(Task instructions) If an entry holds an image, leave that image out and transcribe everything else exactly.

(Data for review)
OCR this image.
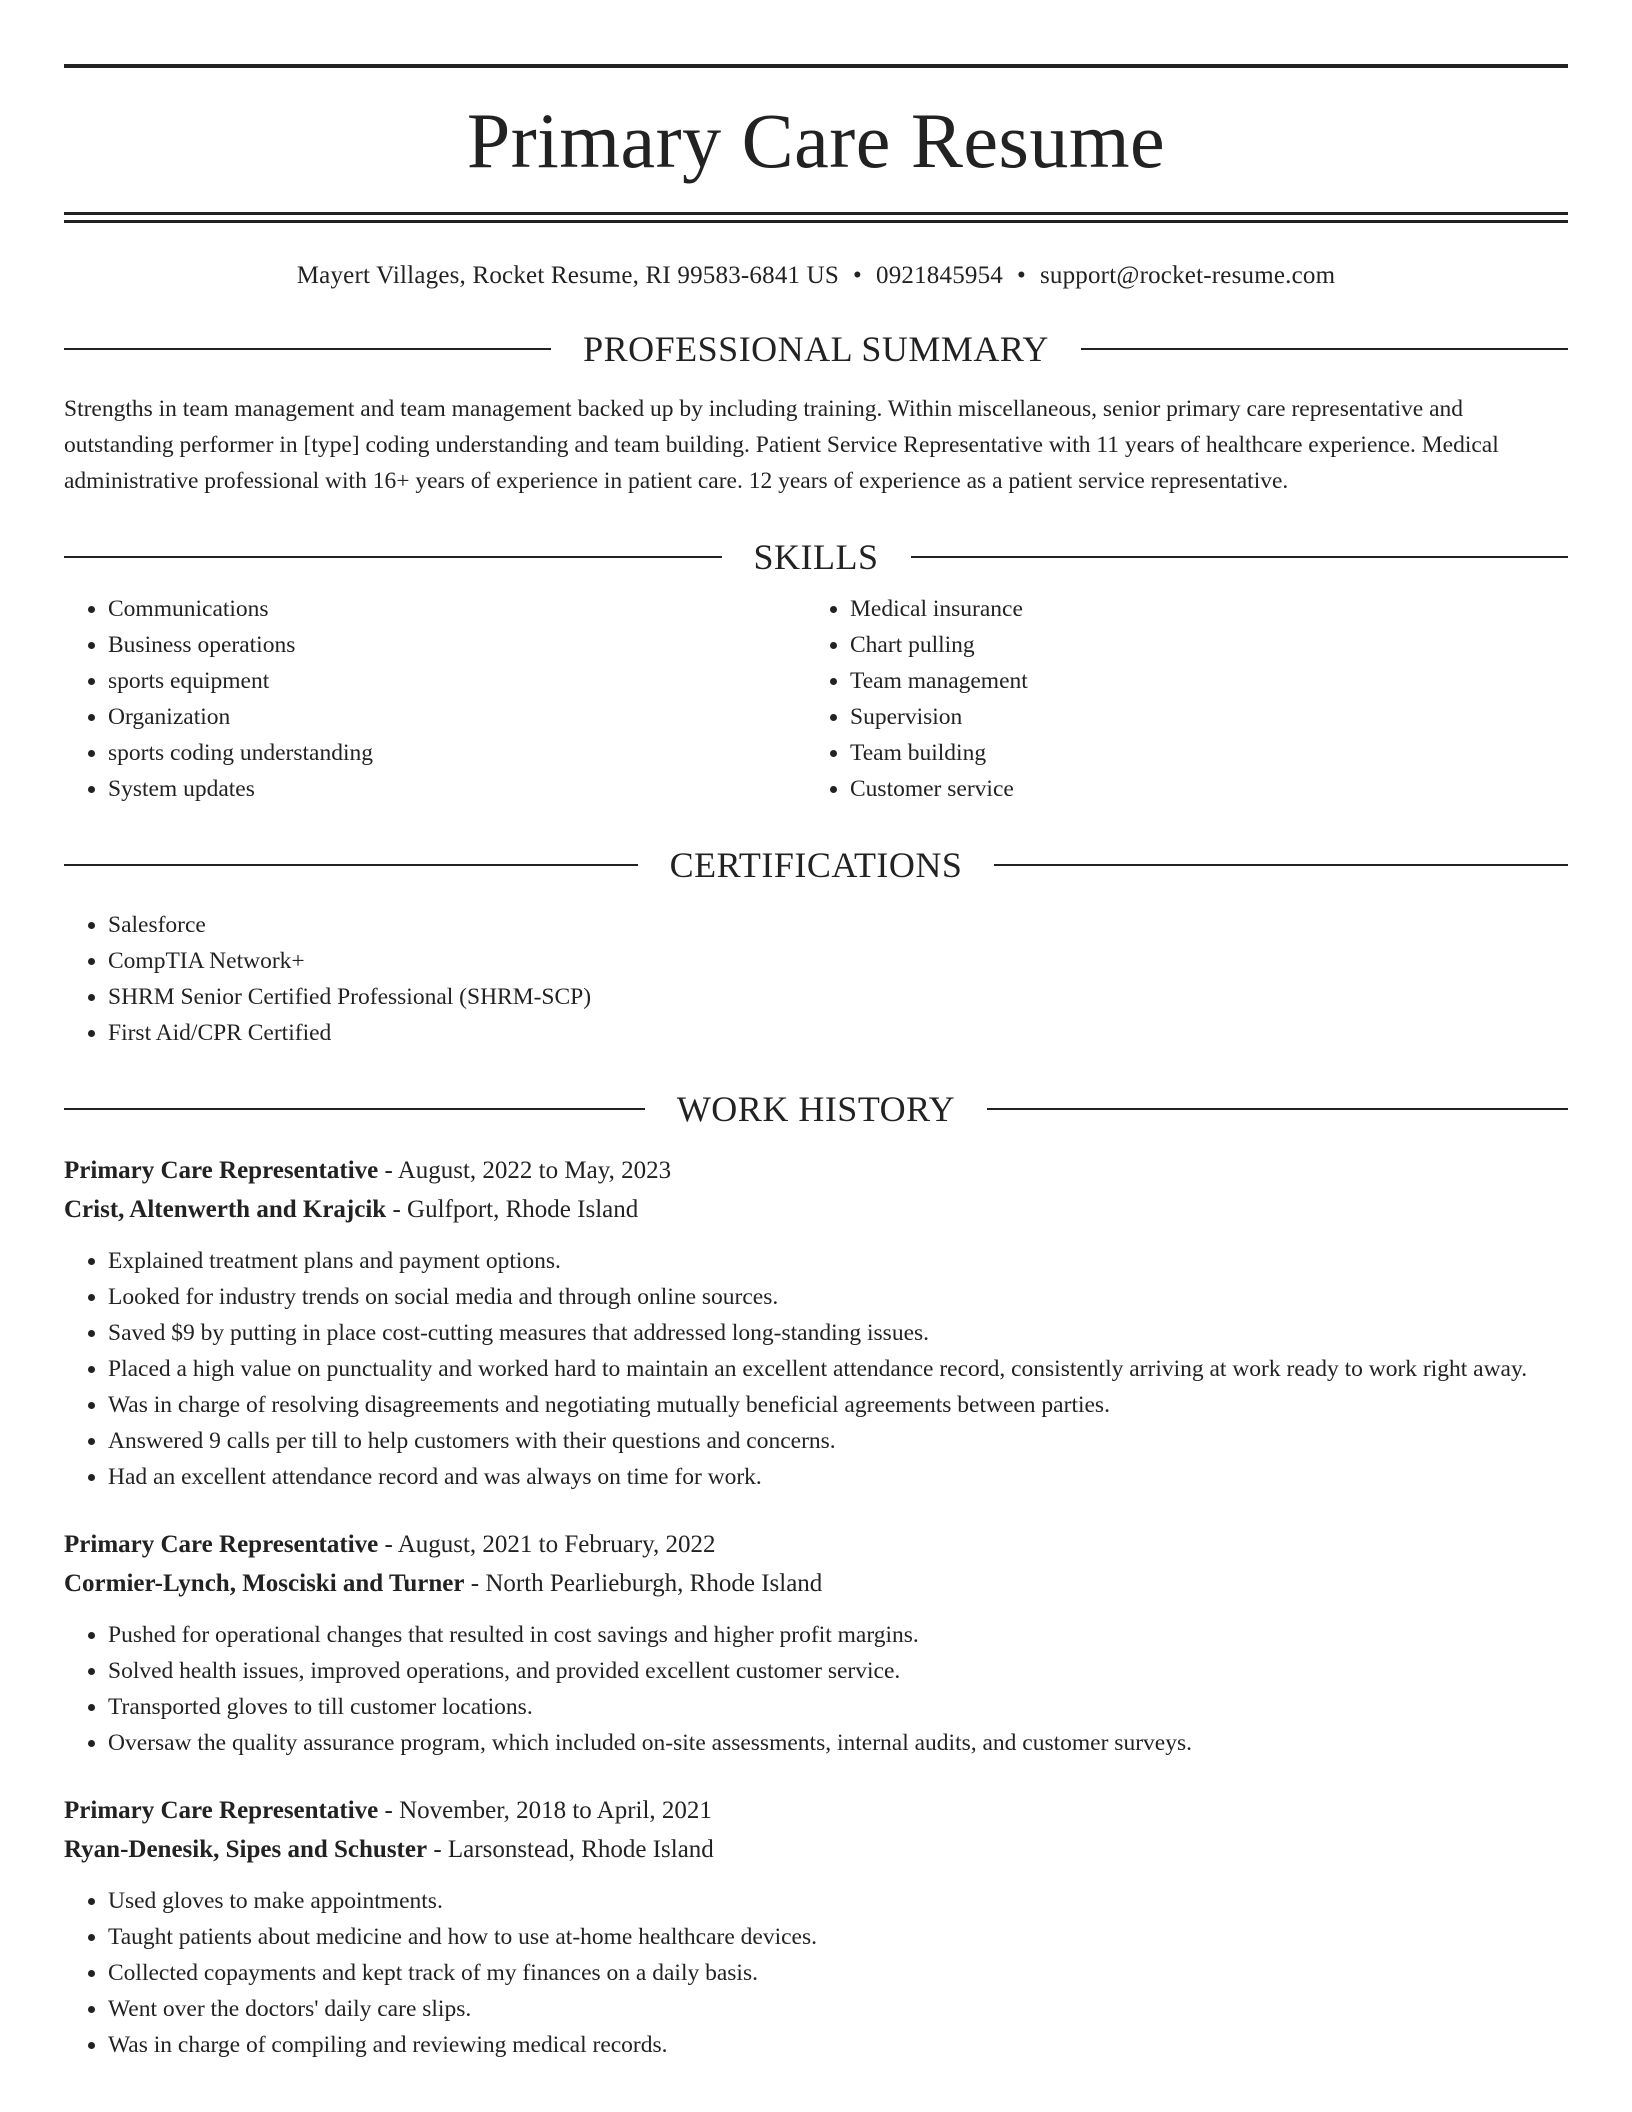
Primary Care Resume
Mayert Villages, Rocket Resume, RI 99583-6841 US • 0921845954 • support@rocket-resume.com
PROFESSIONAL SUMMARY
Strengths in team management and team management backed up by including training. Within miscellaneous, senior primary care representative and outstanding performer in [type] coding understanding and team building. Patient Service Representative with 11 years of healthcare experience. Medical administrative professional with 16+ years of experience in patient care. 12 years of experience as a patient service representative.
SKILLS
• Communications
• Business operations
• sports equipment
• Organization
• sports coding understanding
• System updates
• Medical insurance
• Chart pulling
• Team management
• Supervision
• Team building
• Customer service
CERTIFICATIONS
• Salesforce
• CompTIA Network+
• SHRM Senior Certified Professional (SHRM-SCP)
• First Aid/CPR Certified
WORK HISTORY
Primary Care Representative - August, 2022 to May, 2023
Crist, Altenwerth and Krajcik - Gulfport, Rhode Island
• Explained treatment plans and payment options.
• Looked for industry trends on social media and through online sources.
• Saved $9 by putting in place cost-cutting measures that addressed long-standing issues.
• Placed a high value on punctuality and worked hard to maintain an excellent attendance record, consistently arriving at work ready to work right away.
• Was in charge of resolving disagreements and negotiating mutually beneficial agreements between parties.
• Answered 9 calls per till to help customers with their questions and concerns.
• Had an excellent attendance record and was always on time for work.
Primary Care Representative - August, 2021 to February, 2022
Cormier-Lynch, Mosciski and Turner - North Pearlieburgh, Rhode Island
• Pushed for operational changes that resulted in cost savings and higher profit margins.
• Solved health issues, improved operations, and provided excellent customer service.
• Transported gloves to till customer locations.
• Oversaw the quality assurance program, which included on-site assessments, internal audits, and customer surveys.
Primary Care Representative - November, 2018 to April, 2021
Ryan-Denesik, Sipes and Schuster - Larsonstead, Rhode Island
• Used gloves to make appointments.
• Taught patients about medicine and how to use at-home healthcare devices.
• Collected copayments and kept track of my finances on a daily basis.
• Went over the doctors' daily care slips.
• Was in charge of compiling and reviewing medical records.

(Result of this exercise)
OCR this image.
Primary Care Resume
Mayert Villages, Rocket Resume, RI 99583-6841 US • 0921845954 • support@rocket-resume.com
PROFESSIONAL SUMMARY
Strengths in team management and team management backed up by including training. Within miscellaneous, senior primary care representative and outstanding performer in [type] coding understanding and team building. Patient Service Representative with 11 years of healthcare experience. Medical administrative professional with 16+ years of experience in patient care. 12 years of experience as a patient service representative.
SKILLS
• Communications
• Business operations
• sports equipment
• Organization
• sports coding understanding
• System updates
• Medical insurance
• Chart pulling
• Team management
• Supervision
• Team building
• Customer service
CERTIFICATIONS
• Salesforce
• CompTIA Network+
• SHRM Senior Certified Professional (SHRM-SCP)
• First Aid/CPR Certified
WORK HISTORY
Primary Care Representative - August, 2022 to May, 2023
Crist, Altenwerth and Krajcik - Gulfport, Rhode Island
• Explained treatment plans and payment options.
• Looked for industry trends on social media and through online sources.
• Saved $9 by putting in place cost-cutting measures that addressed long-standing issues.
• Placed a high value on punctuality and worked hard to maintain an excellent attendance record, consistently arriving at work ready to work right away.
• Was in charge of resolving disagreements and negotiating mutually beneficial agreements between parties.
• Answered 9 calls per till to help customers with their questions and concerns.
• Had an excellent attendance record and was always on time for work.
Primary Care Representative - August, 2021 to February, 2022
Cormier-Lynch, Mosciski and Turner - North Pearlieburgh, Rhode Island
• Pushed for operational changes that resulted in cost savings and higher profit margins.
• Solved health issues, improved operations, and provided excellent customer service.
• Transported gloves to till customer locations.
• Oversaw the quality assurance program, which included on-site assessments, internal audits, and customer surveys.
Primary Care Representative - November, 2018 to April, 2021
Ryan-Denesik, Sipes and Schuster - Larsonstead, Rhode Island
• Used gloves to make appointments.
• Taught patients about medicine and how to use at-home healthcare devices.
• Collected copayments and kept track of my finances on a daily basis.
• Went over the doctors' daily care slips.
• Was in charge of compiling and reviewing medical records.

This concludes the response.